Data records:
-- start --
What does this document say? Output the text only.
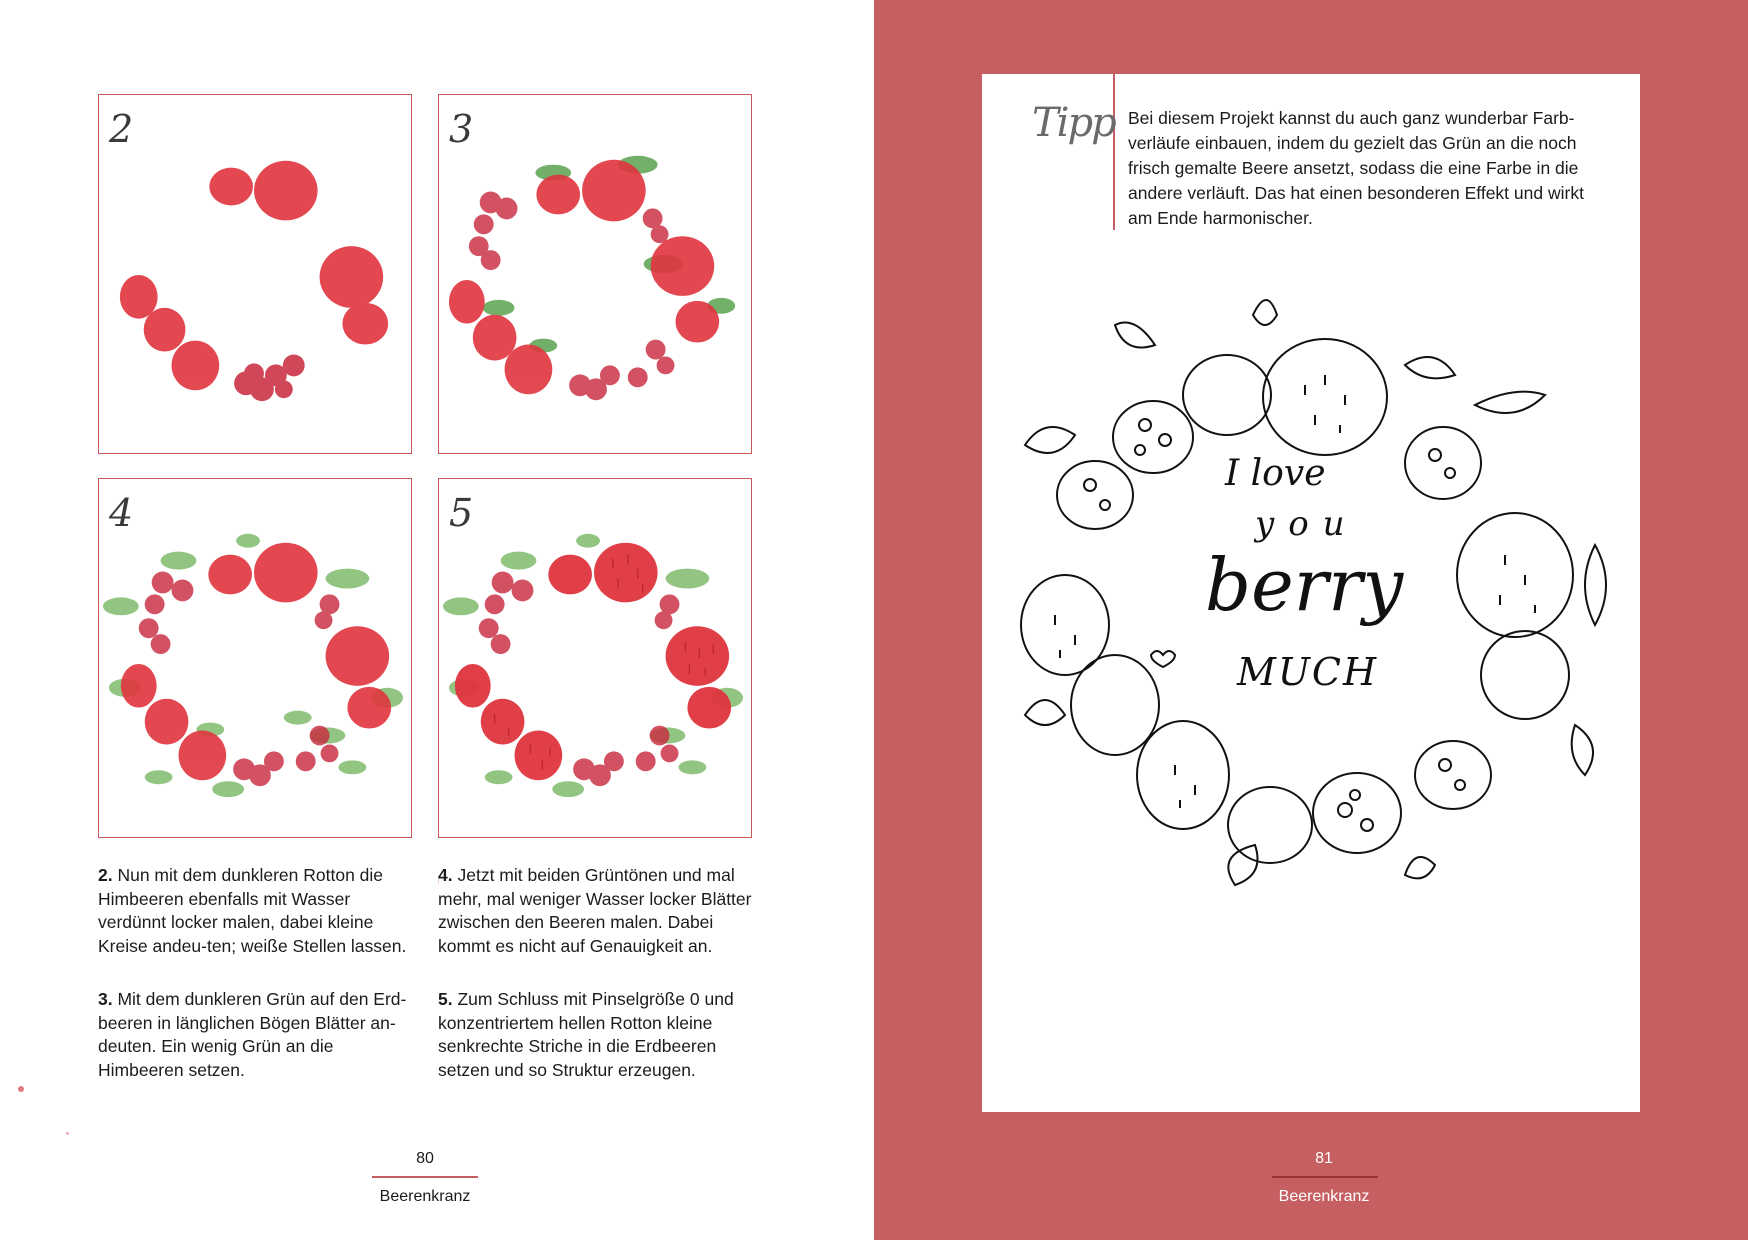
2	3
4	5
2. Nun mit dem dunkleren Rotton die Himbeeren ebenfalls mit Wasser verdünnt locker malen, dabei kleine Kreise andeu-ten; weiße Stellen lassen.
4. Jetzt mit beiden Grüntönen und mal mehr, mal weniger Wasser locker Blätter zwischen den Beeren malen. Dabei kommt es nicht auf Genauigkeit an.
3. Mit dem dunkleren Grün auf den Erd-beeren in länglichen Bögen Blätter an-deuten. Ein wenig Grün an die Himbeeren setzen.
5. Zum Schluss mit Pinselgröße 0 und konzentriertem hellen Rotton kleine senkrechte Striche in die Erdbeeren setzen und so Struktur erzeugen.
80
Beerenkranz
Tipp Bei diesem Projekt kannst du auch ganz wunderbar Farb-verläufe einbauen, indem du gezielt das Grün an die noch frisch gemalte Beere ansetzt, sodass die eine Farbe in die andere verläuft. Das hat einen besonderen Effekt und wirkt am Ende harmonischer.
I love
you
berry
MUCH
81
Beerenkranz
-- end --
Directions: Transcribe every entry word for word, but skip the pictures.

Written solution:
What does this document say? Output the text only.
2	3
4	5
2. Nun mit dem dunkleren Rotton die Himbeeren ebenfalls mit Wasser verdünnt locker malen, dabei kleine Kreise andeu-ten; weiße Stellen lassen.
4. Jetzt mit beiden Grüntönen und mal mehr, mal weniger Wasser locker Blätter zwischen den Beeren malen. Dabei kommt es nicht auf Genauigkeit an.
3. Mit dem dunkleren Grün auf den Erd-beeren in länglichen Bögen Blätter an-deuten. Ein wenig Grün an die Himbeeren setzen.
5. Zum Schluss mit Pinselgröße 0 und konzentriertem hellen Rotton kleine senkrechte Striche in die Erdbeeren setzen und so Struktur erzeugen.
80
Beerenkranz
Tipp Bei diesem Projekt kannst du auch ganz wunderbar Farb-verläufe einbauen, indem du gezielt das Grün an die noch frisch gemalte Beere ansetzt, sodass die eine Farbe in die andere verläuft. Das hat einen besonderen Effekt und wirkt am Ende harmonischer.
I love
you
berry
MUCH
81
Beerenkranz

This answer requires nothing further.